▶ **Passage shown**:
Sources: Vitali Sets, Axiom of Choice on Wikipedia, http://homepage.univie.ac.at/erhard.reschenhofer/pdf/probstat/P_A.pdf
The utility of the Lebesgue Measure has been described in the previous two posts. To briefly summarize, the Lebesgue measure provides a more general notion of the "size" of a set in space that matches up with the intuitive notions of length, area and volume in 1, 2, and 3 dimensions, respectively, as well as preserving natural properties such as the volume of a union of disjoint sets being the sum of volumes of the individual sets. It even goes beyond these notions to measure countable and uncountable sets, manifolds, and even fractals of various sorts. However, under certain assumptions, there exist sets which cannot be consistently assigned a Lebesgue Measure. Such sets and the validity of the underlying assumption necessary for their existence are discussed in this post.
For the construction of these Lebesgue non-measurable sets or Vitali Sets, one must assume one of the most dubious and controversial statements in mathematics: the axiom of choice.

▶ **Short task**:
In the passage on Lebesgue non-measurable sets, which statement must be assumed to construct Vitali sets? You won't need the lines that follow the passage to answer anything here.

▶ **Provided records**:
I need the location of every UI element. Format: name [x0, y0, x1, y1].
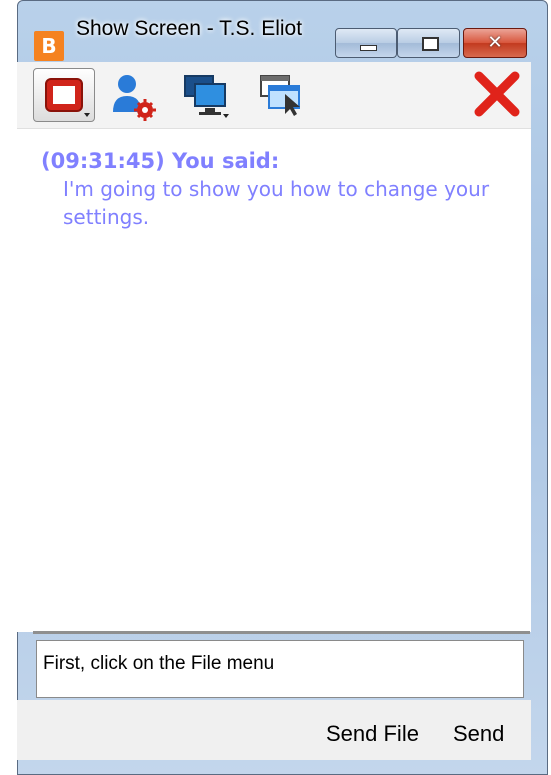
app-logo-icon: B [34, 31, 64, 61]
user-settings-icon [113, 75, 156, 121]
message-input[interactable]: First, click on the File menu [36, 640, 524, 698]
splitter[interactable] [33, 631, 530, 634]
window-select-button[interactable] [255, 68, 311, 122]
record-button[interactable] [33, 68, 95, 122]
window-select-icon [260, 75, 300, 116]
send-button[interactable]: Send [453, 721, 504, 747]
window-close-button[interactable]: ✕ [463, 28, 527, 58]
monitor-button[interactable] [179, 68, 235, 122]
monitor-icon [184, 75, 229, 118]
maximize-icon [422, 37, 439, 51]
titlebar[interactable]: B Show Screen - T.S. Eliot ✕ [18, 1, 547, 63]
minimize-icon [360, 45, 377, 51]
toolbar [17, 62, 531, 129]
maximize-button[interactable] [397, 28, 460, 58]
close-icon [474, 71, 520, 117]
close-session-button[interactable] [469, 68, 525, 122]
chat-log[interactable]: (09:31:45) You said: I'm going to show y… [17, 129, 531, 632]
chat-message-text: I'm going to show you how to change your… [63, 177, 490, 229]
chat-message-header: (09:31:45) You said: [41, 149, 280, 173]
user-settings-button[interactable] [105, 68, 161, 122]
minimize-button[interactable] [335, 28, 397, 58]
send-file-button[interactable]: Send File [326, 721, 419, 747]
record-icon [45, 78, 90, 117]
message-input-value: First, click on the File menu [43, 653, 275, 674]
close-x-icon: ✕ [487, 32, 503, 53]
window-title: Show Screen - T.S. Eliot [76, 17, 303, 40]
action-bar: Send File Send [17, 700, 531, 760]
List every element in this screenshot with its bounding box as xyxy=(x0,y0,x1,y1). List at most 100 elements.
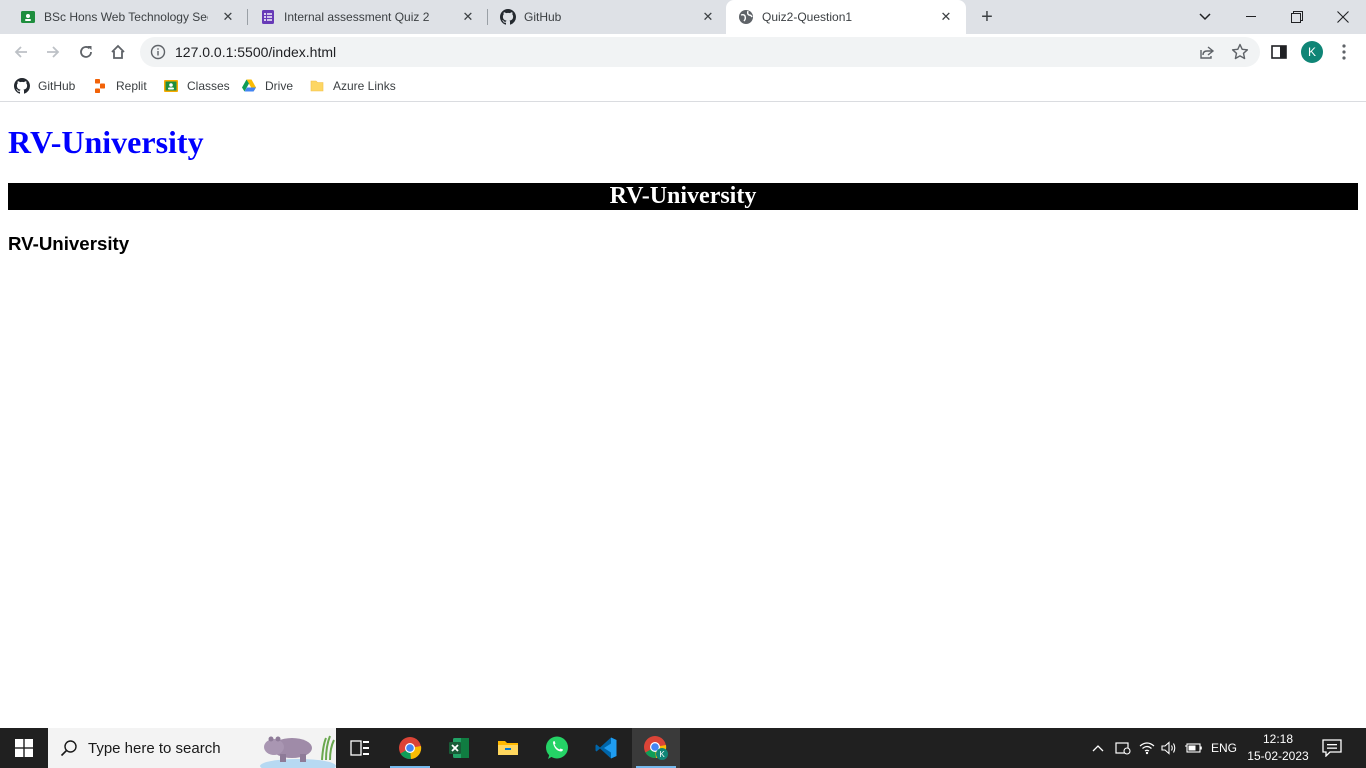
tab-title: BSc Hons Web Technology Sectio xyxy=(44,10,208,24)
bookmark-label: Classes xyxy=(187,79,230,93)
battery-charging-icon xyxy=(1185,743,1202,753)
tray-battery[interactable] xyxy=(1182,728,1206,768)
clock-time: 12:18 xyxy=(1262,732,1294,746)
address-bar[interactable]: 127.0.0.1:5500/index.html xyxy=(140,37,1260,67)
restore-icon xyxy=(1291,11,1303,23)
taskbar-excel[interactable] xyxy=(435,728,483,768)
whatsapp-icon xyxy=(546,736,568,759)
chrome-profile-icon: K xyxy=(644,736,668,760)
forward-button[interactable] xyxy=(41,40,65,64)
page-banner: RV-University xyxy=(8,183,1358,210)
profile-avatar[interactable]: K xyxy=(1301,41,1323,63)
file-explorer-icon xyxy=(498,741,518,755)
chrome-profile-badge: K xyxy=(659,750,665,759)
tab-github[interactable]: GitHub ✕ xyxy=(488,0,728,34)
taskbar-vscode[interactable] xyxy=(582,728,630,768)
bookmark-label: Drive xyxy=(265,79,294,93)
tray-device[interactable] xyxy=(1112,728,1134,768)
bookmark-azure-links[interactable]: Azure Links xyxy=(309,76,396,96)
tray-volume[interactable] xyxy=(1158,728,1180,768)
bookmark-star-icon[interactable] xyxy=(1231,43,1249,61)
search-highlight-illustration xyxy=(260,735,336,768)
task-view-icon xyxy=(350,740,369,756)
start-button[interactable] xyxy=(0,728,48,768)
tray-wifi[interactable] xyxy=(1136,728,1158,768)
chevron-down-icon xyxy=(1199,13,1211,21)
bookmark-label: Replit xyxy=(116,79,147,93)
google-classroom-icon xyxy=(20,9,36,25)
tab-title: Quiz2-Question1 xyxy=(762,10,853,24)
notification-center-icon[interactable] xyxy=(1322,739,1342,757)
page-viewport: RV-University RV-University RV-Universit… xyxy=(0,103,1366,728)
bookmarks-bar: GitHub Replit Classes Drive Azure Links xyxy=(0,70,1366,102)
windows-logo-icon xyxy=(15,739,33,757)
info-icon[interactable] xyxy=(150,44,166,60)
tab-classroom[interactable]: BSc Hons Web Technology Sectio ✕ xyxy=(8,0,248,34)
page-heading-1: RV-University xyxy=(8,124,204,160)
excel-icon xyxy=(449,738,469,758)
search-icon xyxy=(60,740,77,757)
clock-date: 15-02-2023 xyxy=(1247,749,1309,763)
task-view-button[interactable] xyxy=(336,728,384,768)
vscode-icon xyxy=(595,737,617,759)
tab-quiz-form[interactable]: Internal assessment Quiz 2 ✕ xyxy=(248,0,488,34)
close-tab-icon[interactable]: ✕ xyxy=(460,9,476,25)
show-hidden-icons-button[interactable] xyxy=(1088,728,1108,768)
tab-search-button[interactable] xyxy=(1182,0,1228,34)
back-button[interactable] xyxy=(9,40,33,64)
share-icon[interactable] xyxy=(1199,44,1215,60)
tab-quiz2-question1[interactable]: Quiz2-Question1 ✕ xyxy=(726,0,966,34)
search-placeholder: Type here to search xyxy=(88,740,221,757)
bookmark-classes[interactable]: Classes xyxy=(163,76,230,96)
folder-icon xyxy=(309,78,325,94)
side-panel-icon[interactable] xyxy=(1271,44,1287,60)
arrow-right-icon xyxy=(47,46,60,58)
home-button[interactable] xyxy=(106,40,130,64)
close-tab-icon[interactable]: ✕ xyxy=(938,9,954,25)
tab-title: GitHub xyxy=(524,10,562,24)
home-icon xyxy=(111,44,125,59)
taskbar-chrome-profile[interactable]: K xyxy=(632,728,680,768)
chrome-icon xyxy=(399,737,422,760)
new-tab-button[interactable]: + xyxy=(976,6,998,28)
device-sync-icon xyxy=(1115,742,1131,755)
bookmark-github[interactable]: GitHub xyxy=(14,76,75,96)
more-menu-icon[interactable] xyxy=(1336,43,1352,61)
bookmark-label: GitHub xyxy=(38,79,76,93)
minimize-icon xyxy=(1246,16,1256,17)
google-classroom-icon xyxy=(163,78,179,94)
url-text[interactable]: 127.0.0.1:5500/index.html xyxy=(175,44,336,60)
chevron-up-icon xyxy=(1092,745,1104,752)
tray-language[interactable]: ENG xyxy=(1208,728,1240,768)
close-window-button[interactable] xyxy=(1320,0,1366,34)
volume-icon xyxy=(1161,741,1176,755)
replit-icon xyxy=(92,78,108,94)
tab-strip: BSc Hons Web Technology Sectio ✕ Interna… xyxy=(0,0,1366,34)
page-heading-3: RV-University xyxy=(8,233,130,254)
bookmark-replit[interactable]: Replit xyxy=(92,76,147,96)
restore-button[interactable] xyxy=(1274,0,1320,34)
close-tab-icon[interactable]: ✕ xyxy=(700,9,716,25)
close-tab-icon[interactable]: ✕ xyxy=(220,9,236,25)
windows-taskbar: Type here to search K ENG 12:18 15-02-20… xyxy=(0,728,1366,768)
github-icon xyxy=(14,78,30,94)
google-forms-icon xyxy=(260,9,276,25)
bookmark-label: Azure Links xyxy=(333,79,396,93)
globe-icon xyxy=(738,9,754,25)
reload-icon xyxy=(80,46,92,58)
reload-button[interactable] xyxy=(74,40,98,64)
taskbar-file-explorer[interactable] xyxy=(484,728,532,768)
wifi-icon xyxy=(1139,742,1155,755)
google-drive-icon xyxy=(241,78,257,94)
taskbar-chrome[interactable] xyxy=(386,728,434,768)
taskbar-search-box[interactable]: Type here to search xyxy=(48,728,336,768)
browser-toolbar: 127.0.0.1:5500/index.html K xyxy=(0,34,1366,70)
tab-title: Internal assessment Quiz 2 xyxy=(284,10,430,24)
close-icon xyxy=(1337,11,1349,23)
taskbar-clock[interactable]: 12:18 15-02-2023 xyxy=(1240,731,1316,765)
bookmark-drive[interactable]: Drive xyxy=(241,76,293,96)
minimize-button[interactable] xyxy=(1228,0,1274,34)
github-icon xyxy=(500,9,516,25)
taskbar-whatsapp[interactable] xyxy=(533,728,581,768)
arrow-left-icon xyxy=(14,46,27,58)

▶ **Result for this task**:
The axiom of choice.